Given problem:
Only the lines from the line holding "Convert this document image to plain text." to the last line should be output, each exactly as given.
━━━━━━━━
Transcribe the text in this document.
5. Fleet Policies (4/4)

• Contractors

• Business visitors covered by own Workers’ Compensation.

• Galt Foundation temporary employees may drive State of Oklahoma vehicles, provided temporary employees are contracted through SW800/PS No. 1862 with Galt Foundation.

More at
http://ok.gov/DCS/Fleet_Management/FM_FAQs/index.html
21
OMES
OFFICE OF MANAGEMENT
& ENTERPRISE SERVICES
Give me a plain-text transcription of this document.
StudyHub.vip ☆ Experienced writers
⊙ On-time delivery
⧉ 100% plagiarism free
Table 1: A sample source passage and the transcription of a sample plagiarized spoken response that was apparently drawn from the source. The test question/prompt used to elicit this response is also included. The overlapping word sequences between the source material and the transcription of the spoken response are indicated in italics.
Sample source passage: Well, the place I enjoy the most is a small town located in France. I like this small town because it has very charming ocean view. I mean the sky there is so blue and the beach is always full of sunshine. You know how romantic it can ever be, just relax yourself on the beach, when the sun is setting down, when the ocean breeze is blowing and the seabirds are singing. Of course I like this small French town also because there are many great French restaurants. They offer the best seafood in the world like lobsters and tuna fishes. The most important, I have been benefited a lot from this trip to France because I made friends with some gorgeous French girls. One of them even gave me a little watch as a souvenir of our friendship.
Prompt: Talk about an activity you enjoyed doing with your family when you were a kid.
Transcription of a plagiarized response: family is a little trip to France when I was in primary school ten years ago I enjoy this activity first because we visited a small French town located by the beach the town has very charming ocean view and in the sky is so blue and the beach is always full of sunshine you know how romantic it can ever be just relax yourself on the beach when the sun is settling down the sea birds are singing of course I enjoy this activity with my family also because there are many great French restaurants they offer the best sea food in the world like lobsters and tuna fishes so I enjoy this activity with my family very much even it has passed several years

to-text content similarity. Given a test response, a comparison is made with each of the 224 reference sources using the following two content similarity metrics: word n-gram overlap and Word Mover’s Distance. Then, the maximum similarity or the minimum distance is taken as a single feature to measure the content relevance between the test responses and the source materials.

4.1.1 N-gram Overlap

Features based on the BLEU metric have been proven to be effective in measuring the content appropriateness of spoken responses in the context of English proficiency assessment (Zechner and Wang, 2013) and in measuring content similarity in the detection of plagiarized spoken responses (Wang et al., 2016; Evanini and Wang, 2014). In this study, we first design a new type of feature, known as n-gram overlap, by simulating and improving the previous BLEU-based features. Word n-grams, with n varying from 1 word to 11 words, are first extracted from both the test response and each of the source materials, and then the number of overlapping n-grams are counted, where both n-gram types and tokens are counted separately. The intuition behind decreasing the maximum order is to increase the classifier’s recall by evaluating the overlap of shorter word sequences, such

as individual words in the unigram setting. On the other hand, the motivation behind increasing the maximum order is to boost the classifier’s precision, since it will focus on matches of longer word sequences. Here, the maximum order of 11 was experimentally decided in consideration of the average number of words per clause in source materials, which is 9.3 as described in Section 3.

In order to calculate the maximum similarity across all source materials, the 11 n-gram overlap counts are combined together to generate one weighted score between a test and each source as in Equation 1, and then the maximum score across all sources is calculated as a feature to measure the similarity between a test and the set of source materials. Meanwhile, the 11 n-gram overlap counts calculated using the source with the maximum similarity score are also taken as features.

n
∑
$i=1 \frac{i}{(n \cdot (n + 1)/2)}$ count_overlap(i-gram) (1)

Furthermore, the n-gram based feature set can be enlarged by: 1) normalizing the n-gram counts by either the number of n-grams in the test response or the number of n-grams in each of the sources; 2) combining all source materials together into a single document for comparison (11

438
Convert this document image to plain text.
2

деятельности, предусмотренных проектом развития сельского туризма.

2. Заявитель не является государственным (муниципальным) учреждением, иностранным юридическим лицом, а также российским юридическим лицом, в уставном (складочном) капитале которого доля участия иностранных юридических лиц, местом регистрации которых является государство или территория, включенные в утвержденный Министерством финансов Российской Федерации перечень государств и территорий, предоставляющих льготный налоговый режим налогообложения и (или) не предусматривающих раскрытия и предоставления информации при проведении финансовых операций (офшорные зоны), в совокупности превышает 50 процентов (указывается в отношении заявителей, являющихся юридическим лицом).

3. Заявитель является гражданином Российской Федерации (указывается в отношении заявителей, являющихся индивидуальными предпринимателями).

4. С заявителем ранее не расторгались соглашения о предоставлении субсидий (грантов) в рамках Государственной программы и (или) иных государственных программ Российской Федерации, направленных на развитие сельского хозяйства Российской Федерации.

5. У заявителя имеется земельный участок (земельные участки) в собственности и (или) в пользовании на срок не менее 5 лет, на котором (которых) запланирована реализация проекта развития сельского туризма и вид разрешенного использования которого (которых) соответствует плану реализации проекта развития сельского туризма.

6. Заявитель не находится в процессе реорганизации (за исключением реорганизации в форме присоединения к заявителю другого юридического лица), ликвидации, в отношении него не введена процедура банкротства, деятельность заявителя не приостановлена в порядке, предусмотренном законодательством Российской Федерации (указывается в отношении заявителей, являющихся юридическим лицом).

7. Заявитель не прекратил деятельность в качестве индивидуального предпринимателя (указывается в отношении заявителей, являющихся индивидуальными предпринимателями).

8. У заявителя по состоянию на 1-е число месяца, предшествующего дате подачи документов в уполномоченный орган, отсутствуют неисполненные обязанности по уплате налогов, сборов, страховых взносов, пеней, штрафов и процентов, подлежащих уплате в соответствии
━━━━━━━━
Written response:
Convert this document image to plain text.
2

деятельности, предусмотренных проектом развития сельского туризма.

2. Заявитель не является государственным (муниципальным) учреждением, иностранным юридическим лицом, а также российским юридическим лицом, в уставном (складочном) капитале которого доля участия иностранных юридических лиц, местом регистрации которых является государство или территория, включенные в утвержденный Министерством финансов Российской Федерации перечень государств и территорий, предоставляющих льготный налоговый режим налогообложения и (или) не предусматривающих раскрытия и предоставления информации при проведении финансовых операций (офшорные зоны), в совокупности превышает 50 процентов (указывается в отношении заявителей, являющихся юридическим лицом).

3. Заявитель является гражданином Российской Федерации (указывается в отношении заявителей, являющихся индивидуальными предпринимателями).

4. С заявителем ранее не расторгались соглашения о предоставлении субсидий (грантов) в рамках Государственной программы и (или) иных государственных программ Российской Федерации, направленных на развитие сельского хозяйства Российской Федерации.

5. У заявителя имеется земельный участок (земельные участки) в собственности и (или) в пользовании на срок не менее 5 лет, на котором (которых) запланирована реализация проекта развития сельского туризма и вид разрешенного использования которого (которых) соответствует плану реализации проекта развития сельского туризма.

6. Заявитель не находится в процессе реорганизации (за исключением реорганизации в форме присоединения к заявителю другого юридического лица), ликвидации, в отношении него не введена процедура банкротства, деятельность заявителя не приостановлена в порядке, предусмотренном законодательством Российской Федерации (указывается в отношении заявителей, являющихся юридическим лицом).

7. Заявитель не прекратил деятельность в качестве индивидуального предпринимателя (указывается в отношении заявителей, являющихся индивидуальными предпринимателями).

8. У заявителя по состоянию на 1-е число месяца, предшествующего дате подачи документов в уполномоченный орган, отсутствуют неисполненные обязанности по уплате налогов, сборов, страховых взносов, пеней, штрафов и процентов, подлежащих уплате в соответствии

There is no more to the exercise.